- _Task prompt_
Some lines in the listing below may include the string "Slice". How many are there? Give only the number.

— Start —

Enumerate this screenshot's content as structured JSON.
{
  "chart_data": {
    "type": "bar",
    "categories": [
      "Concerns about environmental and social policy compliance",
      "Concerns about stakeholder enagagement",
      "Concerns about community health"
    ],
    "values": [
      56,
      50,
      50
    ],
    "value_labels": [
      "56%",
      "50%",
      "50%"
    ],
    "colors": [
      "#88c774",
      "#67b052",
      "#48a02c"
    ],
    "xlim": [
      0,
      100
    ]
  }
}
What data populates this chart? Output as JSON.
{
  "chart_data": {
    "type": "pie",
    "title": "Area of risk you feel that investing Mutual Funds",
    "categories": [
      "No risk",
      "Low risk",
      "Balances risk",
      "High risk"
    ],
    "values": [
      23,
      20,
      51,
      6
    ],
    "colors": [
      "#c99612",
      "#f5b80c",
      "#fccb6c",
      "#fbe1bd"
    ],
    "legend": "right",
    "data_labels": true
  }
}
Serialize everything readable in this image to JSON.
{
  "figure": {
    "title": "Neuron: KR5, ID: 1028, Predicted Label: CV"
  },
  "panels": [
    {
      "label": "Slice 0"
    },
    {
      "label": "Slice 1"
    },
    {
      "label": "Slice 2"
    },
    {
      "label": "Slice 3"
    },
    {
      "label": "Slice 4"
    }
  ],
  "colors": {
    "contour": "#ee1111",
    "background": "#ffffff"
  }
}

— End —

- _Answer to this task_
5